**TO BE DONE**
Every line of the material that follows must be printed again exactly.

**THE INPUT**
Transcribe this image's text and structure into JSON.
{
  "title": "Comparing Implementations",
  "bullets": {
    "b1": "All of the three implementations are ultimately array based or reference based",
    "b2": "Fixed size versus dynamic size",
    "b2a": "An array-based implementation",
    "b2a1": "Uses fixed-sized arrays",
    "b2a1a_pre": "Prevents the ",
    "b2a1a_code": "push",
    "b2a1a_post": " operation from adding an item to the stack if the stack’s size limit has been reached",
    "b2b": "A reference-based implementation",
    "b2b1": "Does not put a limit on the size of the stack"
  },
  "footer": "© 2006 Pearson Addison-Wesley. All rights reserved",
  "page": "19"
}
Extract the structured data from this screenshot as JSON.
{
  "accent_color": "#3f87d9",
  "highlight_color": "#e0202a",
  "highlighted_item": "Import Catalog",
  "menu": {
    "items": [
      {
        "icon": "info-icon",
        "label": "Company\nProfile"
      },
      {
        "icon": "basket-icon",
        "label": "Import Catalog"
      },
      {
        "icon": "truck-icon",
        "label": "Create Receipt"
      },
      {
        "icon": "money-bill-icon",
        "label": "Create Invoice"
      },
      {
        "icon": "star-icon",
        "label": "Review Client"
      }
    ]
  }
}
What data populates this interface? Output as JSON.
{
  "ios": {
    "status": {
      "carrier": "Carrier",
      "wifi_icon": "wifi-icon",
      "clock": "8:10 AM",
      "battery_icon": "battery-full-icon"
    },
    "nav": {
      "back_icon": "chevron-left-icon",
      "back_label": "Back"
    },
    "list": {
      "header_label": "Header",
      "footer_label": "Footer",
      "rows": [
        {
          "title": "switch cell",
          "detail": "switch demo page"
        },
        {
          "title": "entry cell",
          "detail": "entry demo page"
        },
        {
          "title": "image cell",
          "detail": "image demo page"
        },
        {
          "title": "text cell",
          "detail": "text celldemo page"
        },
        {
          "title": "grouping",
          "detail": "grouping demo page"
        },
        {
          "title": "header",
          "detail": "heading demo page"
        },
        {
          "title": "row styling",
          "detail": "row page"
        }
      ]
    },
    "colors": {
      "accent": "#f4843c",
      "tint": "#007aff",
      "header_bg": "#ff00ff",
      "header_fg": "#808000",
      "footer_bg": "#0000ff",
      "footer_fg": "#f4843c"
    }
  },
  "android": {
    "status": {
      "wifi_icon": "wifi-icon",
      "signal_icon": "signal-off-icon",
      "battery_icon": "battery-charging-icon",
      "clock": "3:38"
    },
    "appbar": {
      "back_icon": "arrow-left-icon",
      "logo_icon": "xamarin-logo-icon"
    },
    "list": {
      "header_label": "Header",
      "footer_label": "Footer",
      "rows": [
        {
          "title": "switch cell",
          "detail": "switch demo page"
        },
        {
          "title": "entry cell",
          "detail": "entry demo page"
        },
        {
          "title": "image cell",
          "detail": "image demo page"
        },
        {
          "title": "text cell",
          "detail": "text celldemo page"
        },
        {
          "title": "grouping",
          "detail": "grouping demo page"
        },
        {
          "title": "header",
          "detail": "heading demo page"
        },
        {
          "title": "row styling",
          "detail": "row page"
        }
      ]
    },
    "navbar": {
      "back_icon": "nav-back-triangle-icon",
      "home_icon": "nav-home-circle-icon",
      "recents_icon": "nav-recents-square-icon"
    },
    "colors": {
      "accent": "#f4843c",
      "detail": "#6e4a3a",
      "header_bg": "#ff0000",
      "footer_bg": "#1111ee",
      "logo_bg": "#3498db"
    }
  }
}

**ANSWER TO THIS PROBLEM**
Transcribe this image's text and structure into JSON.
{
  "title": "Comparing Implementations",
  "bullets": {
    "b1": "All of the three implementations are ultimately array based or reference based",
    "b2": "Fixed size versus dynamic size",
    "b2a": "An array-based implementation",
    "b2a1": "Uses fixed-sized arrays",
    "b2a1a_pre": "Prevents the ",
    "b2a1a_code": "push",
    "b2a1a_post": " operation from adding an item to the stack if the stack’s size limit has been reached",
    "b2b": "A reference-based implementation",
    "b2b1": "Does not put a limit on the size of the stack"
  },
  "footer": "© 2006 Pearson Addison-Wesley. All rights reserved",
  "page": "19"
}
Extract the structured data from this screenshot as JSON.
{
  "accent_color": "#3f87d9",
  "highlight_color": "#e0202a",
  "highlighted_item": "Import Catalog",
  "menu": {
    "items": [
      {
        "icon": "info-icon",
        "label": "Company\nProfile"
      },
      {
        "icon": "basket-icon",
        "label": "Import Catalog"
      },
      {
        "icon": "truck-icon",
        "label": "Create Receipt"
      },
      {
        "icon": "money-bill-icon",
        "label": "Create Invoice"
      },
      {
        "icon": "star-icon",
        "label": "Review Client"
      }
    ]
  }
}
What data populates this interface? Output as JSON.
{
  "ios": {
    "status": {
      "carrier": "Carrier",
      "wifi_icon": "wifi-icon",
      "clock": "8:10 AM",
      "battery_icon": "battery-full-icon"
    },
    "nav": {
      "back_icon": "chevron-left-icon",
      "back_label": "Back"
    },
    "list": {
      "header_label": "Header",
      "footer_label": "Footer",
      "rows": [
        {
          "title": "switch cell",
          "detail": "switch demo page"
        },
        {
          "title": "entry cell",
          "detail": "entry demo page"
        },
        {
          "title": "image cell",
          "detail": "image demo page"
        },
        {
          "title": "text cell",
          "detail": "text celldemo page"
        },
        {
          "title": "grouping",
          "detail": "grouping demo page"
        },
        {
          "title": "header",
          "detail": "heading demo page"
        },
        {
          "title": "row styling",
          "detail": "row page"
        }
      ]
    },
    "colors": {
      "accent": "#f4843c",
      "tint": "#007aff",
      "header_bg": "#ff00ff",
      "header_fg": "#808000",
      "footer_bg": "#0000ff",
      "footer_fg": "#f4843c"
    }
  },
  "android": {
    "status": {
      "wifi_icon": "wifi-icon",
      "signal_icon": "signal-off-icon",
      "battery_icon": "battery-charging-icon",
      "clock": "3:38"
    },
    "appbar": {
      "back_icon": "arrow-left-icon",
      "logo_icon": "xamarin-logo-icon"
    },
    "list": {
      "header_label": "Header",
      "footer_label": "Footer",
      "rows": [
        {
          "title": "switch cell",
          "detail": "switch demo page"
        },
        {
          "title": "entry cell",
          "detail": "entry demo page"
        },
        {
          "title": "image cell",
          "detail": "image demo page"
        },
        {
          "title": "text cell",
          "detail": "text celldemo page"
        },
        {
          "title": "grouping",
          "detail": "grouping demo page"
        },
        {
          "title": "header",
          "detail": "heading demo page"
        },
        {
          "title": "row styling",
          "detail": "row page"
        }
      ]
    },
    "navbar": {
      "back_icon": "nav-back-triangle-icon",
      "home_icon": "nav-home-circle-icon",
      "recents_icon": "nav-recents-square-icon"
    },
    "colors": {
      "accent": "#f4843c",
      "detail": "#6e4a3a",
      "header_bg": "#ff0000",
      "footer_bg": "#1111ee",
      "logo_bg": "#3498db"
    }
  }
}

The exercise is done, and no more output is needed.